→ **Instructions for the task**
Give all of the lines again exactly as they read.

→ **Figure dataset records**
⟨

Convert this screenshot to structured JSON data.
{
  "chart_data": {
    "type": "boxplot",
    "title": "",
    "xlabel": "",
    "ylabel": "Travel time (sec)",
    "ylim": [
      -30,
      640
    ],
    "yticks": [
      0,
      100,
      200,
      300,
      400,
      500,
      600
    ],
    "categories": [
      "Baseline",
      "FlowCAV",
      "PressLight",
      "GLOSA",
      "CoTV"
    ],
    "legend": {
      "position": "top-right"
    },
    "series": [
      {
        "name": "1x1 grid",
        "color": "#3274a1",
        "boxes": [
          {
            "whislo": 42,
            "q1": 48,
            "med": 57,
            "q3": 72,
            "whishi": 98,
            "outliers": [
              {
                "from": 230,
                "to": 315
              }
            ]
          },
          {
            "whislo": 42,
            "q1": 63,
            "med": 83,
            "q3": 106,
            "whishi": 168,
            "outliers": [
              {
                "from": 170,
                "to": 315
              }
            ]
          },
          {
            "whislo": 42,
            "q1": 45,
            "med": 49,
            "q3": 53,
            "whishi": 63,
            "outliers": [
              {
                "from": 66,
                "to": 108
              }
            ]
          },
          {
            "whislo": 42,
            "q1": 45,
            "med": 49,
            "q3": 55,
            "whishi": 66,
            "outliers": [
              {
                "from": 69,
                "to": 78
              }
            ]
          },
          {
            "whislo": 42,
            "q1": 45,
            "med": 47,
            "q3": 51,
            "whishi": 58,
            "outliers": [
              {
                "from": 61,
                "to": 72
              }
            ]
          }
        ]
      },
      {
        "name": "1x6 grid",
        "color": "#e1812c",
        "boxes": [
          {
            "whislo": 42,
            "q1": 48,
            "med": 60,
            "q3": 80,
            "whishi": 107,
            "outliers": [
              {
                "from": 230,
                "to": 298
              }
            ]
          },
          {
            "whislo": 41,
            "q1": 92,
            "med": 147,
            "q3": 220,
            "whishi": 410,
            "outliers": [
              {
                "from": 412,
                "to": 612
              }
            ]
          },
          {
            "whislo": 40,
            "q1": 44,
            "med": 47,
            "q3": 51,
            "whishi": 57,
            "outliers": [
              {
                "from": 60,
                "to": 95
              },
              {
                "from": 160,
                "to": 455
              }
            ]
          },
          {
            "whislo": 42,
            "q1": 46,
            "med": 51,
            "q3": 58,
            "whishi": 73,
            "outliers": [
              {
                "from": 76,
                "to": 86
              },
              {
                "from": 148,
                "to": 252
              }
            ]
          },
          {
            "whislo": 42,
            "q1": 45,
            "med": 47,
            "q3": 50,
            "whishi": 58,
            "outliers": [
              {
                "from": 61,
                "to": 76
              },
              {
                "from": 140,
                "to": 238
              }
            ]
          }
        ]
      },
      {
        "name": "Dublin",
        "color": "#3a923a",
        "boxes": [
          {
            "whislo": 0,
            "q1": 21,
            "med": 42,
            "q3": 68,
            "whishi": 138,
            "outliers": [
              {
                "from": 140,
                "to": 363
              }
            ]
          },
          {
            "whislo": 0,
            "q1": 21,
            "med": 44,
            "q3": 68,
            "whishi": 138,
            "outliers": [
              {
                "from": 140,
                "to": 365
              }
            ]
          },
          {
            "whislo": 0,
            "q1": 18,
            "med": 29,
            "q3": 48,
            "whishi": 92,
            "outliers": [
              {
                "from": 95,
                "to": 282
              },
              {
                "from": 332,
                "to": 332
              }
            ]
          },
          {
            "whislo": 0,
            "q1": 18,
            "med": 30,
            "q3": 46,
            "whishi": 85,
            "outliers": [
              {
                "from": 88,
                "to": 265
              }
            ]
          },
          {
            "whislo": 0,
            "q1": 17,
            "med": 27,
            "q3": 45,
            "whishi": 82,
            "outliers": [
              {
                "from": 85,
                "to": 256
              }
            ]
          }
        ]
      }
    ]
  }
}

⟩

→ **Expected answer**
Convert this screenshot to structured JSON data.
{
  "chart_data": {
    "type": "boxplot",
    "title": "",
    "xlabel": "",
    "ylabel": "Travel time (sec)",
    "ylim": [
      -30,
      640
    ],
    "yticks": [
      0,
      100,
      200,
      300,
      400,
      500,
      600
    ],
    "categories": [
      "Baseline",
      "FlowCAV",
      "PressLight",
      "GLOSA",
      "CoTV"
    ],
    "legend": {
      "position": "top-right"
    },
    "series": [
      {
        "name": "1x1 grid",
        "color": "#3274a1",
        "boxes": [
          {
            "whislo": 42,
            "q1": 48,
            "med": 57,
            "q3": 72,
            "whishi": 98,
            "outliers": [
              {
                "from": 230,
                "to": 315
              }
            ]
          },
          {
            "whislo": 42,
            "q1": 63,
            "med": 83,
            "q3": 106,
            "whishi": 168,
            "outliers": [
              {
                "from": 170,
                "to": 315
              }
            ]
          },
          {
            "whislo": 42,
            "q1": 45,
            "med": 49,
            "q3": 53,
            "whishi": 63,
            "outliers": [
              {
                "from": 66,
                "to": 108
              }
            ]
          },
          {
            "whislo": 42,
            "q1": 45,
            "med": 49,
            "q3": 55,
            "whishi": 66,
            "outliers": [
              {
                "from": 69,
                "to": 78
              }
            ]
          },
          {
            "whislo": 42,
            "q1": 45,
            "med": 47,
            "q3": 51,
            "whishi": 58,
            "outliers": [
              {
                "from": 61,
                "to": 72
              }
            ]
          }
        ]
      },
      {
        "name": "1x6 grid",
        "color": "#e1812c",
        "boxes": [
          {
            "whislo": 42,
            "q1": 48,
            "med": 60,
            "q3": 80,
            "whishi": 107,
            "outliers": [
              {
                "from": 230,
                "to": 298
              }
            ]
          },
          {
            "whislo": 41,
            "q1": 92,
            "med": 147,
            "q3": 220,
            "whishi": 410,
            "outliers": [
              {
                "from": 412,
                "to": 612
              }
            ]
          },
          {
            "whislo": 40,
            "q1": 44,
            "med": 47,
            "q3": 51,
            "whishi": 57,
            "outliers": [
              {
                "from": 60,
                "to": 95
              },
              {
                "from": 160,
                "to": 455
              }
            ]
          },
          {
            "whislo": 42,
            "q1": 46,
            "med": 51,
            "q3": 58,
            "whishi": 73,
            "outliers": [
              {
                "from": 76,
                "to": 86
              },
              {
                "from": 148,
                "to": 252
              }
            ]
          },
          {
            "whislo": 42,
            "q1": 45,
            "med": 47,
            "q3": 50,
            "whishi": 58,
            "outliers": [
              {
                "from": 61,
                "to": 76
              },
              {
                "from": 140,
                "to": 238
              }
            ]
          }
        ]
      },
      {
        "name": "Dublin",
        "color": "#3a923a",
        "boxes": [
          {
            "whislo": 0,
            "q1": 21,
            "med": 42,
            "q3": 68,
            "whishi": 138,
            "outliers": [
              {
                "from": 140,
                "to": 363
              }
            ]
          },
          {
            "whislo": 0,
            "q1": 21,
            "med": 44,
            "q3": 68,
            "whishi": 138,
            "outliers": [
              {
                "from": 140,
                "to": 365
              }
            ]
          },
          {
            "whislo": 0,
            "q1": 18,
            "med": 29,
            "q3": 48,
            "whishi": 92,
            "outliers": [
              {
                "from": 95,
                "to": 282
              },
              {
                "from": 332,
                "to": 332
              }
            ]
          },
          {
            "whislo": 0,
            "q1": 18,
            "med": 30,
            "q3": 46,
            "whishi": 85,
            "outliers": [
              {
                "from": 88,
                "to": 265
              }
            ]
          },
          {
            "whislo": 0,
            "q1": 17,
            "med": 27,
            "q3": 45,
            "whishi": 82,
            "outliers": [
              {
                "from": 85,
                "to": 256
              }
            ]
          }
        ]
      }
    ]
  }
}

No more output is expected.